Objectives.
1. Please say whether each statement below agrees with the general terms of business, answering yes or no and quoting the deciding words of those terms: (a) an offer may be accepted within five workdays of receipt; (b) deviating terms of the contractual partner bind the seller whenever delivery takes place; (c) other performance data is binding without any written agreement.
2. Write what comes next in the general terms of business, picking up after their final sentence.

>> Start Quoted passage

General Terms of Business


I.  Scope of these General Terms of Business

  1. These General Terms of Business (GTBs) apply exclusively with respect to enterprisers and legal persons under public law. We do not acknowledge terms of the contractual partner that contradict or deviate from our GTBs. They are only binding for us insofar as we have expressly agreed to such terms in writing in the individual case. Our GTBs also apply if we perform delivery to the contractual partner without reservation in the knowledge of terms of the contractual partner that contradict or deviate from our GTBs.
  2. Our GTBs also apply to all future business relationships between us and the contractual partner.


II.  Offer and order placement, written form

  1. Upon request, we shall prepare a binding offer that may be accepted within five workdays of receipt. Changes to the offer are deemed a new offer. Insofar as an offer has been accepted and a subsequent change is negotiated, the change or preparation of a new offer will be subject to a cost. We may make changes dependent on an advance payment on its costs.
  2. All offers, agreements, disclosures and recommendations of our employees, as well as other contractual ancillary agreements, reservations, changes and supplements require the written form to be valid. This applies equally to the rescission of the requirement for the written form.
  3. We reserve property rights and copyrights to all documents provided in connection with order placement. The contractual partner may not make these offer documents accessible to third parties.


III.  Sample and quality information

  1. Analysis data and information about other quality characteristics reflect the best of our knowledge according to the current state of the art and our design.
  2. Samples and templates correspond to the current average condition of the goods, unless a separate quality agreement is made for a defined period. Other performance data is only binding if it is expressly agreed in writing.

>> End Quoted passage
>> Start Excerpted records

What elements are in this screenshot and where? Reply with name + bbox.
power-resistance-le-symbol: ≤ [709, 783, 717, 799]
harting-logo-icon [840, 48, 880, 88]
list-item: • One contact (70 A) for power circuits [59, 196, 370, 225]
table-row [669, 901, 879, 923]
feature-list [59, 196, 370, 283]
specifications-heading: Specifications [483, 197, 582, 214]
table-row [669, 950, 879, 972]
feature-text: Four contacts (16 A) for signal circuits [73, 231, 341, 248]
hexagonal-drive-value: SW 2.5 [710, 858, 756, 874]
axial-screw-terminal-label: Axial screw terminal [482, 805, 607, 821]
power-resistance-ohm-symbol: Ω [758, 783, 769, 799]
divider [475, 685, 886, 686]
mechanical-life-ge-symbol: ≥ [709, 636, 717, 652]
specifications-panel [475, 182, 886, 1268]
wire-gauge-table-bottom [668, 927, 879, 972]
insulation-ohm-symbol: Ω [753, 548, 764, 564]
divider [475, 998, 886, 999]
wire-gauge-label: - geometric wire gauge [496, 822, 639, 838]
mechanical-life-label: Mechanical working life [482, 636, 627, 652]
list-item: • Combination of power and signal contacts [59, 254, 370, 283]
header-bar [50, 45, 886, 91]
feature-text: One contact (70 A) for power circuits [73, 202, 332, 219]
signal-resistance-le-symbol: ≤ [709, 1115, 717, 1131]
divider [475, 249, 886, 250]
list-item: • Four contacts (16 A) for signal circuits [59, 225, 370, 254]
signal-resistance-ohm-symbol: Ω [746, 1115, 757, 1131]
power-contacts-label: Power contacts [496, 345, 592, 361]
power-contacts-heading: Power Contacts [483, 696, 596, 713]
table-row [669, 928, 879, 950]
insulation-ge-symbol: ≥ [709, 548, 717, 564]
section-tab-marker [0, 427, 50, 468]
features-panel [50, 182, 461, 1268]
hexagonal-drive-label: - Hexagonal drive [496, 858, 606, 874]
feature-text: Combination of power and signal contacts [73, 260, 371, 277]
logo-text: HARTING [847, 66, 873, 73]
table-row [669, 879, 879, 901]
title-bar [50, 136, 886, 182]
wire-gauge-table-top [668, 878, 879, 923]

>> End Excerpted records
>> Start Excerpted records

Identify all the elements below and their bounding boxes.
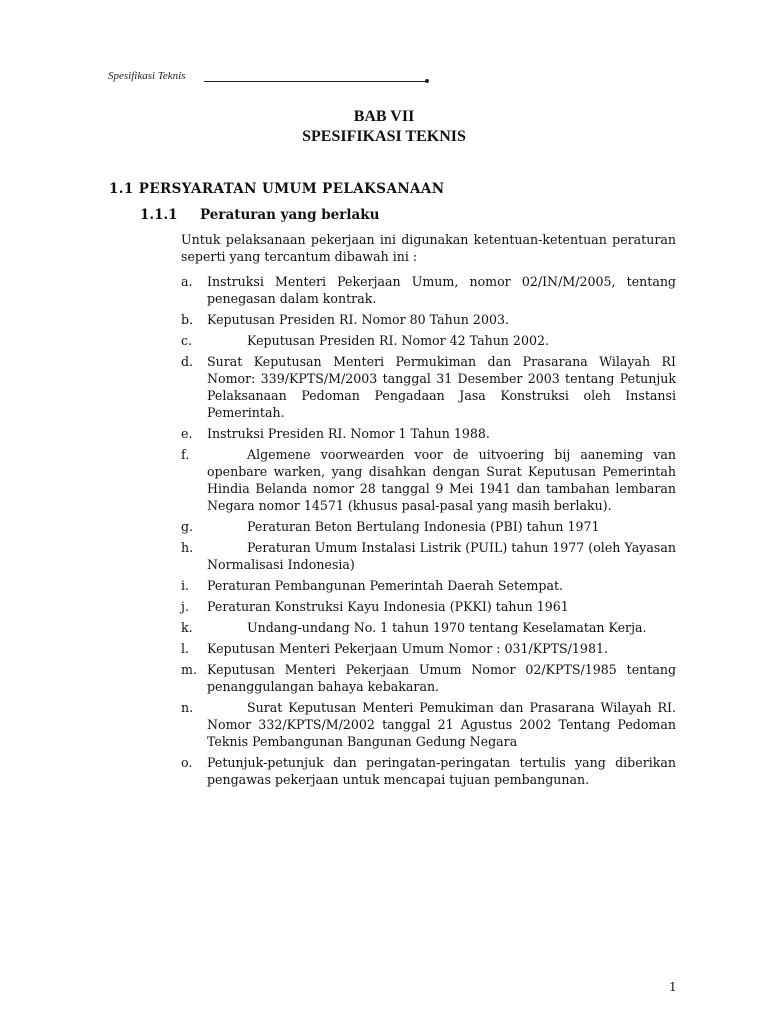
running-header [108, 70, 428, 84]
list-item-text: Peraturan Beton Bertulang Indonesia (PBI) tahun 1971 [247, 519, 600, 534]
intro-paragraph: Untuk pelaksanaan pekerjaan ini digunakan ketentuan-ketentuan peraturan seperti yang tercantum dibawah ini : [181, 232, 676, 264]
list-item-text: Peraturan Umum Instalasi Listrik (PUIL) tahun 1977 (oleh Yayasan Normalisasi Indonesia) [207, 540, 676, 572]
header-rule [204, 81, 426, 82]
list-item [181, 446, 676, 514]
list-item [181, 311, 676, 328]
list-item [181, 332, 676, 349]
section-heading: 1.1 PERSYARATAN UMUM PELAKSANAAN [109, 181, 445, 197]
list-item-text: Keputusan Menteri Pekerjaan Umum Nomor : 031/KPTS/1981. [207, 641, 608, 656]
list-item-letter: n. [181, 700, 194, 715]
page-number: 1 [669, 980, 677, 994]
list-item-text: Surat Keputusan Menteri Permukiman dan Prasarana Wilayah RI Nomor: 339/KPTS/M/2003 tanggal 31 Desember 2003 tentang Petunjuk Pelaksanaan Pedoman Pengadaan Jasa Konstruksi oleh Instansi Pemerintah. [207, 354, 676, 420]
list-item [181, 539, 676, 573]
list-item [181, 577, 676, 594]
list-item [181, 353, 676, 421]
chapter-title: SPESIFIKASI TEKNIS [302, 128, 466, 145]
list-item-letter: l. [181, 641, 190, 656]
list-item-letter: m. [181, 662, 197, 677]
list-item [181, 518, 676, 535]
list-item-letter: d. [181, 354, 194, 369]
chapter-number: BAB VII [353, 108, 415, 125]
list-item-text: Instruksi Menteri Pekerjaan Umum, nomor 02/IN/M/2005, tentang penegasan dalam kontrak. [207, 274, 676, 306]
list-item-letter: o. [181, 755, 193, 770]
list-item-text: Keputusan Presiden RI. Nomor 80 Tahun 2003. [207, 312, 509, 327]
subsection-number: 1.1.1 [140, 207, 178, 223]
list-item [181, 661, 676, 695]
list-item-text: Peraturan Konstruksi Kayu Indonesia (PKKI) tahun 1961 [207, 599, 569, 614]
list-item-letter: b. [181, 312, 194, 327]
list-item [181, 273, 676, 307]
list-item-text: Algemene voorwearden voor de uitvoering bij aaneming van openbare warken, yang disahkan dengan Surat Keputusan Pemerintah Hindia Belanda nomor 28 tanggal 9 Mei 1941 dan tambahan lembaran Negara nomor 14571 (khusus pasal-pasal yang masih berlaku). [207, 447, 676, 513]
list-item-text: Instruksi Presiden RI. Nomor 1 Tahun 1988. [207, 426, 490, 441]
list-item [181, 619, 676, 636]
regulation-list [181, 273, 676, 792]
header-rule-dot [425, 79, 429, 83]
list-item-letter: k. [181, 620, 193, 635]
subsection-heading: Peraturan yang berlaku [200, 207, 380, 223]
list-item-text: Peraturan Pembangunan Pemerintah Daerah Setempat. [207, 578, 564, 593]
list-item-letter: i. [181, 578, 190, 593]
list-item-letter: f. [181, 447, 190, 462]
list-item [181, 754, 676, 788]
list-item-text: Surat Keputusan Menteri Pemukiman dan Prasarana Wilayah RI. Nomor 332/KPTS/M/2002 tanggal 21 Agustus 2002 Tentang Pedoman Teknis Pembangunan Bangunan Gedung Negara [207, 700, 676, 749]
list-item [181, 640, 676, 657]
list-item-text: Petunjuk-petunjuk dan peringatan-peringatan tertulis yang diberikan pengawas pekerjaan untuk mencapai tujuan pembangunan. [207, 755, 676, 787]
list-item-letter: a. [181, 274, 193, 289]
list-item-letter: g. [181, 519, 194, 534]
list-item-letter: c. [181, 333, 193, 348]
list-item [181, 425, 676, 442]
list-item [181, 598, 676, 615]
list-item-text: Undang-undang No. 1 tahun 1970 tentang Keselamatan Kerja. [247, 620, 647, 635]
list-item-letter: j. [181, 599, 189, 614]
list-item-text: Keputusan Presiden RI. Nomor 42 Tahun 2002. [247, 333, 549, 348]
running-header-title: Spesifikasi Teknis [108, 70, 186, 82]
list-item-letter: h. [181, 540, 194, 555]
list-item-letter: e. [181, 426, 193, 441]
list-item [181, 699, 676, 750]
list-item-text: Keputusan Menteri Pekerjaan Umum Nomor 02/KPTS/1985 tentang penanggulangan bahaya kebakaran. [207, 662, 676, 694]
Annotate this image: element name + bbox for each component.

>> End Excerpted records

Final answers.
1.
(a) Yes: "Upon request, we shall prepare a binding offer that may be accepted within five workdays of receipt."
(b) No: "They are only binding for us insofar as we have expressly agreed to such terms in writing in the individual case."
(c) No: "Other performance data is only binding if it is expressly agreed in writing."

2.
IV.  Delivery, default on delivery and liability

  1. Agreed delivery dates and periods are always subject to the condition of correct, punctual and complete self-delivery with the raw and auxiliary materials required to manufacture the goods. We are permitted to render partial deliveries.
  2. We are released from our delivery duty insofar as we have completed a congruent cover transaction with the respective supplier and, without fault ourselves, we are then not supplied correctly or punctually. We shall promptly inform the contractual partner of non-supply and assign the rights resulting from the cover transaction due to the incorrect or incomplete delivery to the contractual partner, insofar as we have not incurred damages ourselves.
  3. The contractual partner shall cooperate in acceptance and inform us in good time with respect to impaired delivery conditions.
  4. Should the delivery/collection become delayed for reasons attributable to the contractual partner, it shall assume the costs of storage and the risk of accidental loss or accidental damage. For example, this includes, but is not limited to, the provision of non-road-worthy trucks. Such vehicles will not be loaded.
  5. In the event of default on delivery, we shall assume liability only for intent and gross negligence, although the damage is limited to the foreseeable and contractually typical damages, unless the customer refers to possible extraordinary circumstances in this respect prior to contract conclusion.
  6. In the event of default on delivery on the part of an enterpriser, a compensation will become due in the amount of 5% of the delivery value for each week started, but no more than 15% of the delivery value. Further compensation claims are not affected by this provision. The enterpriser is permitted to furnish evidence of a lesser damage. Reference is made to Section 288 (5) of the German Civil Code (Bürgerliches Gesetzbuch – BGB).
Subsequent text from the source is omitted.